▶ **Task instructions**
Without the pictures, write out all the lines below exactly as they appear.

.....

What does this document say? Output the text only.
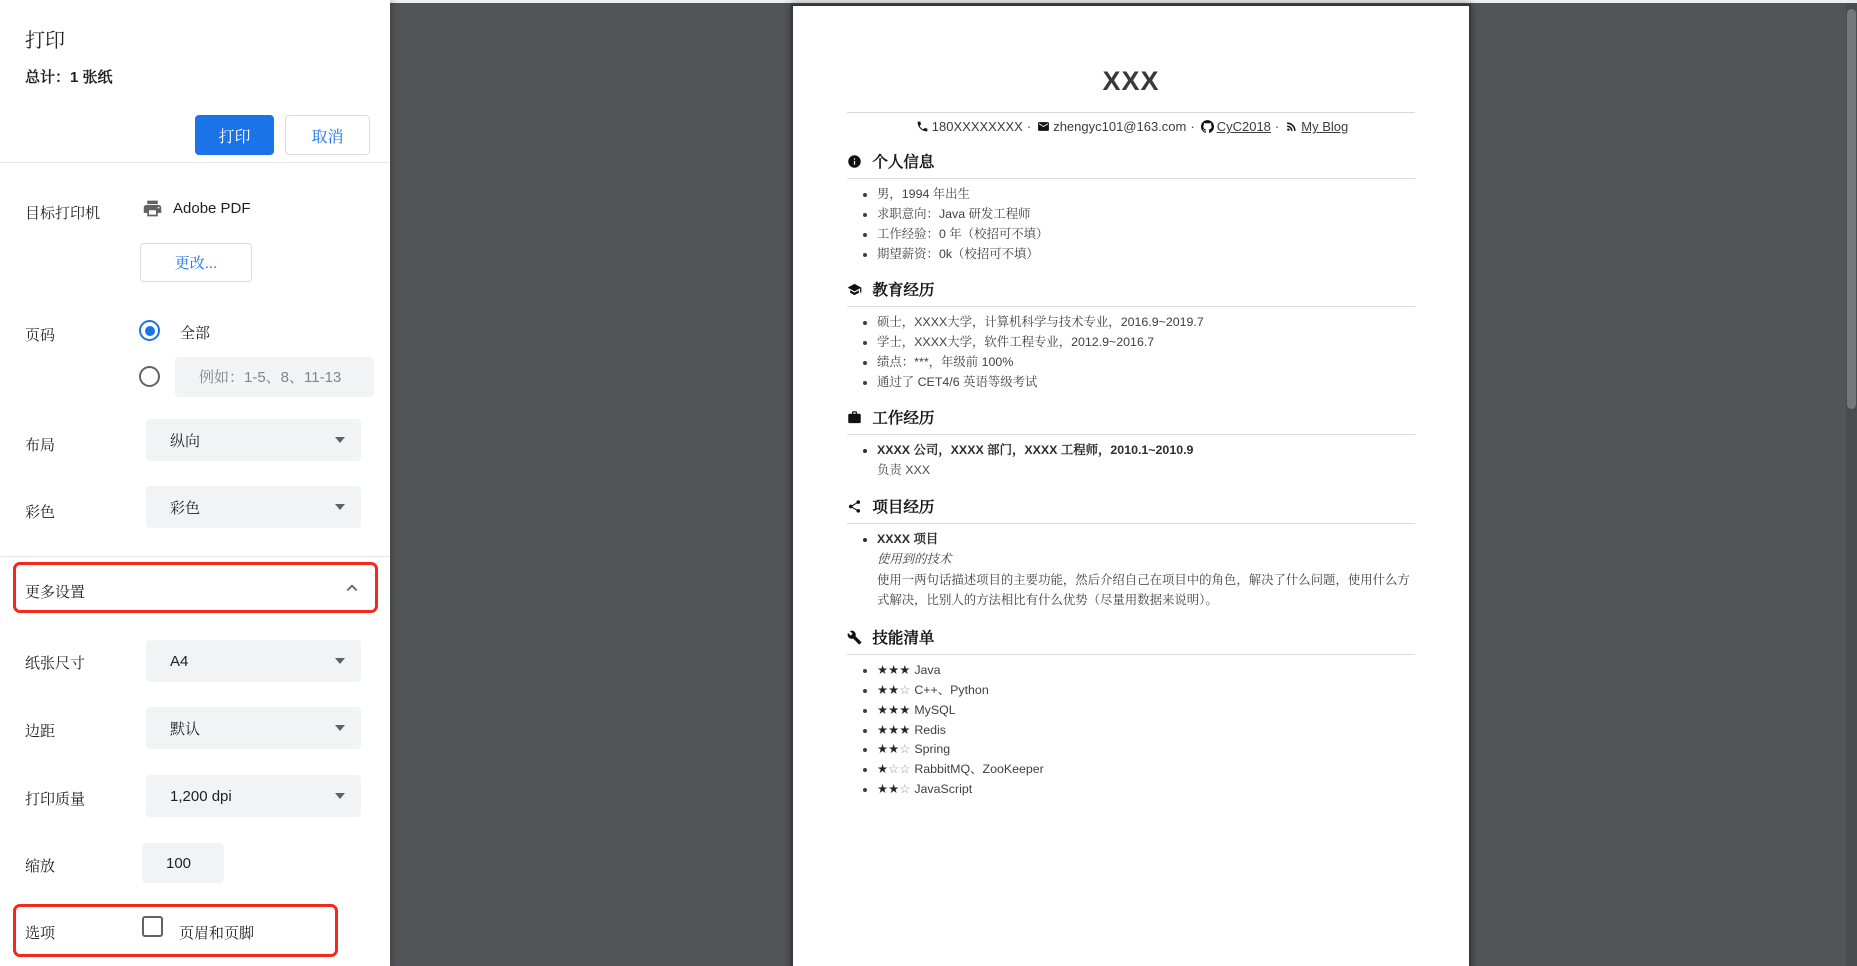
打印
总计：1 张纸
打印	取消
目标打印机	Adobe PDF
更改...
页码	全部
例如：1-5、8、11-13
布局	纵向
彩色	彩色
更多设置
纸张尺寸	A4
边距	默认
打印质量	1,200 dpi
缩放
100
选项	页眉和页脚
XXX
180XXXXXXXX · zhengyc101@163.com · CyC2018 · My Blog
个人信息
• 男，1994 年出生
• 求职意向：Java 研发工程师
• 工作经验：0 年（校招可不填）
• 期望薪资：0k（校招可不填）
教育经历
• 硕士，XXXX大学，计算机科学与技术专业，2016.9~2019.7
• 学士，XXXX大学，软件工程专业，2012.9~2016.7
• 绩点：***，年级前 100%
• 通过了 CET4/6 英语等级考试
工作经历
• XXXX 公司，XXXX 部门，XXXX 工程师，2010.1~2010.9
负责 XXX
项目经历
• XXXX 项目
使用到的技术
使用一两句话描述项目的主要功能，然后介绍自己在项目中的角色，解决了什么问题，使用什么方式解决，比别人的方法相比有什么优势（尽量用数据来说明）。
技能清单
• ★★★ Java
• ★★☆ C++、Python
• ★★★ MySQL
• ★★★ Redis
• ★★☆ Spring
• ★☆☆ RabbitMQ、ZooKeeper
• ★★☆ JavaScript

.....

▶ **Answer to this task**
What does this document say? Output the text only.
打印
总计：1 张纸
打印	取消
目标打印机	Adobe PDF
更改...
页码	全部
例如：1-5、8、11-13
布局	纵向
彩色	彩色
更多设置
纸张尺寸	A4
边距	默认
打印质量	1,200 dpi
缩放
100
选项	页眉和页脚
XXX
180XXXXXXXX · zhengyc101@163.com · CyC2018 · My Blog
个人信息
• 男，1994 年出生
• 求职意向：Java 研发工程师
• 工作经验：0 年（校招可不填）
• 期望薪资：0k（校招可不填）
教育经历
• 硕士，XXXX大学，计算机科学与技术专业，2016.9~2019.7
• 学士，XXXX大学，软件工程专业，2012.9~2016.7
• 绩点：***，年级前 100%
• 通过了 CET4/6 英语等级考试
工作经历
• XXXX 公司，XXXX 部门，XXXX 工程师，2010.1~2010.9
负责 XXX
项目经历
• XXXX 项目
使用到的技术
使用一两句话描述项目的主要功能，然后介绍自己在项目中的角色，解决了什么问题，使用什么方式解决，比别人的方法相比有什么优势（尽量用数据来说明）。
技能清单
• ★★★ Java
• ★★☆ C++、Python
• ★★★ MySQL
• ★★★ Redis
• ★★☆ Spring
• ★☆☆ RabbitMQ、ZooKeeper
• ★★☆ JavaScript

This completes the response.